[Dataset excerpt]
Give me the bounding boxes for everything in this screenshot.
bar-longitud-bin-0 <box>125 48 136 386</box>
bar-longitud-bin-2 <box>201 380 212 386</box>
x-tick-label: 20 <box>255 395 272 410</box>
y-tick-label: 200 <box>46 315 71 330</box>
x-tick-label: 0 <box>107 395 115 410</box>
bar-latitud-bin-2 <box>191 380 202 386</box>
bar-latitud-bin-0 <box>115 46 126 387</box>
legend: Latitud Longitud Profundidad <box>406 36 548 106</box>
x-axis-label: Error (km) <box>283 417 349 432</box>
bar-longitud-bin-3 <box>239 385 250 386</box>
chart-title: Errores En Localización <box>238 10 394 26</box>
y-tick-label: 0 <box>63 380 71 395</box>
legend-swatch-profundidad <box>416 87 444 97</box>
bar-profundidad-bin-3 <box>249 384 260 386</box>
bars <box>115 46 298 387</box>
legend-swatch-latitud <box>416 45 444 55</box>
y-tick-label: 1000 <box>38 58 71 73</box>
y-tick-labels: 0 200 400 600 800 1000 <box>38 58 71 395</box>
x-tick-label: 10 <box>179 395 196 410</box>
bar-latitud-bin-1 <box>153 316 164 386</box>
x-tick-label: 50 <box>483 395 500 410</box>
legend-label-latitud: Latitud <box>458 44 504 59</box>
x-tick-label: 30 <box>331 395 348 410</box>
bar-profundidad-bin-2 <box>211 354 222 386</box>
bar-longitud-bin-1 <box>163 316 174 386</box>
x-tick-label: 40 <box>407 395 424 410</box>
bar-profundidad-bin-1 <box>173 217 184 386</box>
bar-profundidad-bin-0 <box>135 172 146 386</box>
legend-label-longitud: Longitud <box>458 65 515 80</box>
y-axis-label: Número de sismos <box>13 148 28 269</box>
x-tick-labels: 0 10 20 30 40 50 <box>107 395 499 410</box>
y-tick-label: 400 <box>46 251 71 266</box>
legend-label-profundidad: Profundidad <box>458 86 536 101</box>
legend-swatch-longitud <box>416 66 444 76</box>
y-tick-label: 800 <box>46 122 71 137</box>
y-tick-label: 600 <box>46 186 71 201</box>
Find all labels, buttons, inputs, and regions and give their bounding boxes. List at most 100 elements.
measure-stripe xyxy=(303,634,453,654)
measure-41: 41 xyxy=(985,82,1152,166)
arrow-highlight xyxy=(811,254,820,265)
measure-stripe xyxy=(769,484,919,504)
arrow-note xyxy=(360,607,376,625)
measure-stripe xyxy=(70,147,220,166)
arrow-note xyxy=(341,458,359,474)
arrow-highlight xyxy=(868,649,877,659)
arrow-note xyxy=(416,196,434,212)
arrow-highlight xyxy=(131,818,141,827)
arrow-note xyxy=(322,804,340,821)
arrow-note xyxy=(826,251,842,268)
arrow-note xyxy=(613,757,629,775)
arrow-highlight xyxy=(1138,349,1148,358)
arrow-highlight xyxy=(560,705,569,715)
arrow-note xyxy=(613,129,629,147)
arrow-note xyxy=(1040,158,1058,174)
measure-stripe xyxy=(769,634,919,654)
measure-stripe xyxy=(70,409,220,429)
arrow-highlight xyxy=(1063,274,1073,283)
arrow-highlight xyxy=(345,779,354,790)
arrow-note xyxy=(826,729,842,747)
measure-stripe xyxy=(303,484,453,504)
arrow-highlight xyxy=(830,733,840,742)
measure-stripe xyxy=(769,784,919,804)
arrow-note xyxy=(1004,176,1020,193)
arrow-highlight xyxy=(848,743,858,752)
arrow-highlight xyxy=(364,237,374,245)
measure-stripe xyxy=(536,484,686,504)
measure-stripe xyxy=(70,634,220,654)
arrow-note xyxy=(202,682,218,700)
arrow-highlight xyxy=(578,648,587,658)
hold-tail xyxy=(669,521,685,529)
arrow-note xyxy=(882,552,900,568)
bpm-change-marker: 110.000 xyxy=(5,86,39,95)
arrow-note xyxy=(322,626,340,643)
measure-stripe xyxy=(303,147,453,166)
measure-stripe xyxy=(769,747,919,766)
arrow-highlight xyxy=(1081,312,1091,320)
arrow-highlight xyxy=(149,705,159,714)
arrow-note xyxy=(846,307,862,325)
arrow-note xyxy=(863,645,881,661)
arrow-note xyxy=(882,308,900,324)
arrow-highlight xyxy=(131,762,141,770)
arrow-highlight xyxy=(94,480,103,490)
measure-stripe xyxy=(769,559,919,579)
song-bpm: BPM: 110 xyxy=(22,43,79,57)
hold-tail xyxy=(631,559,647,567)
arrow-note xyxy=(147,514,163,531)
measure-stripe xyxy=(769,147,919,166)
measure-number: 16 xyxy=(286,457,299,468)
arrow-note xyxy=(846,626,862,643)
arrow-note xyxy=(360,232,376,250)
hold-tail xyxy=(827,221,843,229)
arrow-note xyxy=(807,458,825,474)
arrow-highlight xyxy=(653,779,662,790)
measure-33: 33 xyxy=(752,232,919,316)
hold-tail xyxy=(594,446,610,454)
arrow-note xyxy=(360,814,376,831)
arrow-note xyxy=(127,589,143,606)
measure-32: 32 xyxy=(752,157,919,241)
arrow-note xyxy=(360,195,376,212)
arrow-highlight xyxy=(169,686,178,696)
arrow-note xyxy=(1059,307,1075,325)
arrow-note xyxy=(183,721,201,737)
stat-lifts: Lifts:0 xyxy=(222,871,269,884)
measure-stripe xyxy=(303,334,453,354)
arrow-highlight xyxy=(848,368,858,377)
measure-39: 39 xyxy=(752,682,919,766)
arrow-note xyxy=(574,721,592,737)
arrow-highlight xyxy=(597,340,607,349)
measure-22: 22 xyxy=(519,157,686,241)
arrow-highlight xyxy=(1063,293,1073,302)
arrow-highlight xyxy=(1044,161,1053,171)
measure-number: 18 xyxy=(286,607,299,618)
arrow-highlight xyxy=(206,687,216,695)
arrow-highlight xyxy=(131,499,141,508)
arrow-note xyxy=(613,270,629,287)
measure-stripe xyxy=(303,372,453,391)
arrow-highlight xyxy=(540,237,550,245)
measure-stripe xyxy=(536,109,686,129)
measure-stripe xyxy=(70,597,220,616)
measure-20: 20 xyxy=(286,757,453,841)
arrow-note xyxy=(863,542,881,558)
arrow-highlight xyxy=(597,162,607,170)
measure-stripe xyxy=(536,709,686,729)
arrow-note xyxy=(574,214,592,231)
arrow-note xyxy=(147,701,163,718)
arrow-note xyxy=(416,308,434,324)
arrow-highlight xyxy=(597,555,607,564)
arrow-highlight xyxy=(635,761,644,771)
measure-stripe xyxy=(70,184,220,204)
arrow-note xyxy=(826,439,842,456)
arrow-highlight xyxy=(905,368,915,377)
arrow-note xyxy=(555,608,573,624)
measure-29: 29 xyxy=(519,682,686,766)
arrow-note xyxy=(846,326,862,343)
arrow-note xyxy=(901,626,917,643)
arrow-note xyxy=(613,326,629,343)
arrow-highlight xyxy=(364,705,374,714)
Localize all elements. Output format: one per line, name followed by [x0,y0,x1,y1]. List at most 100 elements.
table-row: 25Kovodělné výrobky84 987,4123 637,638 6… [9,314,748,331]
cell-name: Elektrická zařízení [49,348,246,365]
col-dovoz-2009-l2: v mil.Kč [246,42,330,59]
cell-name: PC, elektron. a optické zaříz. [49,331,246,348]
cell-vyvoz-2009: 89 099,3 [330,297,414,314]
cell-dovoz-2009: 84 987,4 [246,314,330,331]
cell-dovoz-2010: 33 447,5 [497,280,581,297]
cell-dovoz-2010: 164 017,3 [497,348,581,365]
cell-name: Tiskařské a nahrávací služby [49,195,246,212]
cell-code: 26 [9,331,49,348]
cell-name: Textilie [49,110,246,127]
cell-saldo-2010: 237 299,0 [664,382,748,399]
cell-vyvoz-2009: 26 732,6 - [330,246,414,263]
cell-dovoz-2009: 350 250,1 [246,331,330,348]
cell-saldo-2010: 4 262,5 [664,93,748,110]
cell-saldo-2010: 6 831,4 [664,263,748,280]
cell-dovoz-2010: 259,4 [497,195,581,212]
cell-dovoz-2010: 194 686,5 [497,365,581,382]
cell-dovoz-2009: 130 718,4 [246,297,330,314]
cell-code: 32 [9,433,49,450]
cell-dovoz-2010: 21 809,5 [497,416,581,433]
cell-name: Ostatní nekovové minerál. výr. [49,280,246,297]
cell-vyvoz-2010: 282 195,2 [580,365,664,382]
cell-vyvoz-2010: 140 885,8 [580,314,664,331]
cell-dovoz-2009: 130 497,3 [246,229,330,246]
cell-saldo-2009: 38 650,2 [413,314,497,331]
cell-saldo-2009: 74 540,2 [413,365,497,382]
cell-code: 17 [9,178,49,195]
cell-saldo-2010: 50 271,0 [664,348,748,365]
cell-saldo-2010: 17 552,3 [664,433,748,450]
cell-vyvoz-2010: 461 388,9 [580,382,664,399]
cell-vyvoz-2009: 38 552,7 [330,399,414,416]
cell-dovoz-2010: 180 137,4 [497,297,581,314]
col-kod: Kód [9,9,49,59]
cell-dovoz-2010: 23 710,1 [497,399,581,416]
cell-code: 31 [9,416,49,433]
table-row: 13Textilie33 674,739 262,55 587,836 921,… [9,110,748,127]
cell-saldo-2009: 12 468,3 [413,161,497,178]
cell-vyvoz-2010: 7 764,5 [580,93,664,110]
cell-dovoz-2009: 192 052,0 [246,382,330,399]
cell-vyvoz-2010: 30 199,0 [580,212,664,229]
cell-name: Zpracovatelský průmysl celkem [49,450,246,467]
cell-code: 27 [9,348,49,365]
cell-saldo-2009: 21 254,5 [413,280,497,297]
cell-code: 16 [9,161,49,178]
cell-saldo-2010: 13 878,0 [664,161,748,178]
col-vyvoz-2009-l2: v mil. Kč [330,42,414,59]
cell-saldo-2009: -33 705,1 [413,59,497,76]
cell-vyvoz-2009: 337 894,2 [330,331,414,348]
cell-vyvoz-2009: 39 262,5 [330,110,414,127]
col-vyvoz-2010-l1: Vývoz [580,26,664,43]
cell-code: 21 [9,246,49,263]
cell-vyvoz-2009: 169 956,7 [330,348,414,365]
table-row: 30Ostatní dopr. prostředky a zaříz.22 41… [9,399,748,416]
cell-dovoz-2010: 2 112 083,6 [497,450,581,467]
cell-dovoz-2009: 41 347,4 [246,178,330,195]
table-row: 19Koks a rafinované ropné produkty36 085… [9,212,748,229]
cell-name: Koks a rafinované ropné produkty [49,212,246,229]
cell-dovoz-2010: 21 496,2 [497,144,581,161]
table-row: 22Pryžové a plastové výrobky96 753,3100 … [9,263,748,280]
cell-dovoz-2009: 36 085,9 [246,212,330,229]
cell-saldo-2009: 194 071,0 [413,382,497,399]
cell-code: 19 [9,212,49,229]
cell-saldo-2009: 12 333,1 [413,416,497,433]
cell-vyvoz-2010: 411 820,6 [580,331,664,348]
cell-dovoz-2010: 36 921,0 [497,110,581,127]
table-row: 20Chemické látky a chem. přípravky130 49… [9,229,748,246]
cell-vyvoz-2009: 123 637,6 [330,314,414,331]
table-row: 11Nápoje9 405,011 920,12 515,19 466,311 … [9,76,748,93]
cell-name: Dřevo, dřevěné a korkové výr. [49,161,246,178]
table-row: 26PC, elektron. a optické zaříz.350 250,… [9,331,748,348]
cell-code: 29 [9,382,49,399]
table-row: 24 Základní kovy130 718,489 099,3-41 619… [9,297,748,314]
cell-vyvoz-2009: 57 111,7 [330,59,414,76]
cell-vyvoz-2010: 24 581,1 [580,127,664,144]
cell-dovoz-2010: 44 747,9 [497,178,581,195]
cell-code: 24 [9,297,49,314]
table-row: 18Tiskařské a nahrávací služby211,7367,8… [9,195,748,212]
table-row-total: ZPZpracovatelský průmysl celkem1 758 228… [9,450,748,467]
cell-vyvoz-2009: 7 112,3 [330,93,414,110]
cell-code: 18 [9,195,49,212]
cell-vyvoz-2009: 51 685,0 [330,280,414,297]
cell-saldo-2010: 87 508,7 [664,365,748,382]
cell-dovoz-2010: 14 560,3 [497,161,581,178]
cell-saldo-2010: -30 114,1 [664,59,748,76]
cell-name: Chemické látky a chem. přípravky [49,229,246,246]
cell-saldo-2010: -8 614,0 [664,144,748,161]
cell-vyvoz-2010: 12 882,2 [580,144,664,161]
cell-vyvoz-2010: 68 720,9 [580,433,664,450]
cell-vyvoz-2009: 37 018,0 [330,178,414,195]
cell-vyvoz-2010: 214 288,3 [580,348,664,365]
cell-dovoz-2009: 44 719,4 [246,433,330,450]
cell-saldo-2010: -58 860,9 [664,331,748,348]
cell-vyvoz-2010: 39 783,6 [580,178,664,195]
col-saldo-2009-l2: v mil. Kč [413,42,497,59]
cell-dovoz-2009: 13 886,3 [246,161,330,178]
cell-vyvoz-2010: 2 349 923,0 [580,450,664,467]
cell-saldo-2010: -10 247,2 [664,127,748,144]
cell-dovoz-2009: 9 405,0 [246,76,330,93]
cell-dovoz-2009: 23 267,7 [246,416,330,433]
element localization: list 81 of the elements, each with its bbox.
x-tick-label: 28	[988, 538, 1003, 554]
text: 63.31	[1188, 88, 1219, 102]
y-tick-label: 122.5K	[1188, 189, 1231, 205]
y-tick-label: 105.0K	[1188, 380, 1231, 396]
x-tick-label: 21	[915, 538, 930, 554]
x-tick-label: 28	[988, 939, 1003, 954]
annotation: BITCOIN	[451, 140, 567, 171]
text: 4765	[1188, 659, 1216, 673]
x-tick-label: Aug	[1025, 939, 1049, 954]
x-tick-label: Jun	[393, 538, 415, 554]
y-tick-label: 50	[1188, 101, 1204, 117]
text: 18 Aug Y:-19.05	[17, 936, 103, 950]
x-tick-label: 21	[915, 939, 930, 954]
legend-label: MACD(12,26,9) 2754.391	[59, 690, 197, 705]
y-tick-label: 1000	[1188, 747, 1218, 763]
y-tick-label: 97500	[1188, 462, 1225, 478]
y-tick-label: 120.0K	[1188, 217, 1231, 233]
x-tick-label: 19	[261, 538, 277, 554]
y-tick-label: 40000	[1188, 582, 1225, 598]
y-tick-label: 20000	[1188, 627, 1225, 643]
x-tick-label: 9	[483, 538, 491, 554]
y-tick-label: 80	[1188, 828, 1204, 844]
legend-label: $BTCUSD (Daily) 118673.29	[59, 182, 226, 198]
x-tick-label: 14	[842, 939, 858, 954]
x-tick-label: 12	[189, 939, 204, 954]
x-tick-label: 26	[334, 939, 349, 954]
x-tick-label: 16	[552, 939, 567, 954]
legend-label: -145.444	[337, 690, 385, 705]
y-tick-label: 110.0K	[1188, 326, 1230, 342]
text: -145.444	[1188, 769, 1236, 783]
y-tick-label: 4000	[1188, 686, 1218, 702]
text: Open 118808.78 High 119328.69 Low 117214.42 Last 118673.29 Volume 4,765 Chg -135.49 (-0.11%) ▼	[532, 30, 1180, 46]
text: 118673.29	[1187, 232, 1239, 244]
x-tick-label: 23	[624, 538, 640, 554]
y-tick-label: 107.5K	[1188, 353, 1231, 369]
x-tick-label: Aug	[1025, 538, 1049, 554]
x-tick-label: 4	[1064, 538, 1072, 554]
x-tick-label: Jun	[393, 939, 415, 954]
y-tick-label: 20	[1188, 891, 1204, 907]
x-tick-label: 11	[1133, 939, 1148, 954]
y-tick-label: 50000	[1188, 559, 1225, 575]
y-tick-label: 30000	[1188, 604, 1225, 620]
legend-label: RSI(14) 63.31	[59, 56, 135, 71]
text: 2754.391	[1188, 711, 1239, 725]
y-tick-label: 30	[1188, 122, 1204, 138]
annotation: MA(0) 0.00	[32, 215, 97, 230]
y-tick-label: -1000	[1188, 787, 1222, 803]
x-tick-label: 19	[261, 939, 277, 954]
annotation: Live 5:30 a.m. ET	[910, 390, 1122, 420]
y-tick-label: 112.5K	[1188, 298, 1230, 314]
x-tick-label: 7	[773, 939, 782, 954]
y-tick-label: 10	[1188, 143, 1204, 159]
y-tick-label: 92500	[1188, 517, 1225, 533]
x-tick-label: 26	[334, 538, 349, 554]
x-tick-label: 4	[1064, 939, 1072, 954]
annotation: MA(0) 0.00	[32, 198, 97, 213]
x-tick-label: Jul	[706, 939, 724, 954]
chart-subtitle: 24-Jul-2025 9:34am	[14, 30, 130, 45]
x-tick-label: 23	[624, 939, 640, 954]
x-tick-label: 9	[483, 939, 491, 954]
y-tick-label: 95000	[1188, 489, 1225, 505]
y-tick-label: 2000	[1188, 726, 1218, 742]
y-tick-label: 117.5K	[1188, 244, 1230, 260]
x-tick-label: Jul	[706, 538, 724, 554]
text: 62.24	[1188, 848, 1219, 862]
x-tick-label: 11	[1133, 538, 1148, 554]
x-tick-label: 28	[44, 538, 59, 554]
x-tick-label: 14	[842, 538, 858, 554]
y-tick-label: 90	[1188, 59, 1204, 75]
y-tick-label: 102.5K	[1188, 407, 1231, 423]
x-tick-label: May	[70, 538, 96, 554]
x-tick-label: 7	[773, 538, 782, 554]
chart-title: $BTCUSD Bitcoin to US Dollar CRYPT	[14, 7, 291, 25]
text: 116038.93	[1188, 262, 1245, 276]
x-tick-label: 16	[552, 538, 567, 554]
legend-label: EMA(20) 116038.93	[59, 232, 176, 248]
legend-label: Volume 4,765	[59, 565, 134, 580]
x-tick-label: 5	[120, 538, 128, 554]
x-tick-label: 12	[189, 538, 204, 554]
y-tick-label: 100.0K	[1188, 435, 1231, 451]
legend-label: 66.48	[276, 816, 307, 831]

▶ **REQUIREMENTS**: Reproduce the items from the beginning through the line containing "y-tick-label: 200 <box>46 315 71 330</box>", inclusive, swapping "bar-longitud" for "bar-longitude" and leaving everything else unchanged.

▶ **TASK RESULT**:
Give me the bounding boxes for everything in this screenshot.
bar-longitude-bin-0 <box>125 48 136 386</box>
bar-longitude-bin-2 <box>201 380 212 386</box>
x-tick-label: 20 <box>255 395 272 410</box>
y-tick-label: 200 <box>46 315 71 330</box>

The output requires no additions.